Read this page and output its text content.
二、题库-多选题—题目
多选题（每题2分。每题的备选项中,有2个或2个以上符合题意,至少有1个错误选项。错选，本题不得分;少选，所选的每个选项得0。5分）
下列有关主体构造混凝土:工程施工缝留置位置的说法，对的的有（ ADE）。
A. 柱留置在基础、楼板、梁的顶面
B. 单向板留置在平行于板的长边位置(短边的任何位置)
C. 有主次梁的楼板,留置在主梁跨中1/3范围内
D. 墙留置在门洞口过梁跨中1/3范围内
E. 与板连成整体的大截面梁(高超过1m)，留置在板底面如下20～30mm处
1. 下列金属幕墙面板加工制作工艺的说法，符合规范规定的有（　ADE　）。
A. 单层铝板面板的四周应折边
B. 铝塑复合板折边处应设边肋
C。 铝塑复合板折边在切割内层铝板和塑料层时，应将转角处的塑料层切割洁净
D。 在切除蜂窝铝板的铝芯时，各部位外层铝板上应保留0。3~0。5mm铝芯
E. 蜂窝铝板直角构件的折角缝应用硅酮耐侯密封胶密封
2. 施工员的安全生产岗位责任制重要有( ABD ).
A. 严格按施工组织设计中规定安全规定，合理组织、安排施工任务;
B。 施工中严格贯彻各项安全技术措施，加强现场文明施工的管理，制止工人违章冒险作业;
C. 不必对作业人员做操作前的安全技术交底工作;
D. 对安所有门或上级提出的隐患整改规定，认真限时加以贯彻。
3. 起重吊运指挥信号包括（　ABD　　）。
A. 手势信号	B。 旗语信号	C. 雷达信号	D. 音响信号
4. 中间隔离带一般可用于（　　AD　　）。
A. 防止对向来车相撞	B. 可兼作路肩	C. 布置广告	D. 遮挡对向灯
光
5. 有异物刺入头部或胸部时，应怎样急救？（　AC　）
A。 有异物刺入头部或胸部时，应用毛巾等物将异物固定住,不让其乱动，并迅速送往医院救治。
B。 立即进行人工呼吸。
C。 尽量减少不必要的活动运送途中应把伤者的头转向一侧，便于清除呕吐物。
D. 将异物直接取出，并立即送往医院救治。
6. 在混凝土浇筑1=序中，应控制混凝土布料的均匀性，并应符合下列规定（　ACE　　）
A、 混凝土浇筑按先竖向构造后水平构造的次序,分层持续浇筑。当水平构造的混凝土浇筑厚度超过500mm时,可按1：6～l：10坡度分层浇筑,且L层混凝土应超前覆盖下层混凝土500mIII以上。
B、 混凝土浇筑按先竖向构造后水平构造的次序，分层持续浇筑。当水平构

TO DO
Using the material above, count the lines containing the word "混凝土浇筑按先竖向构造后水平构造的次序". Reply with the number alone.

WRITTEN ANSWER
2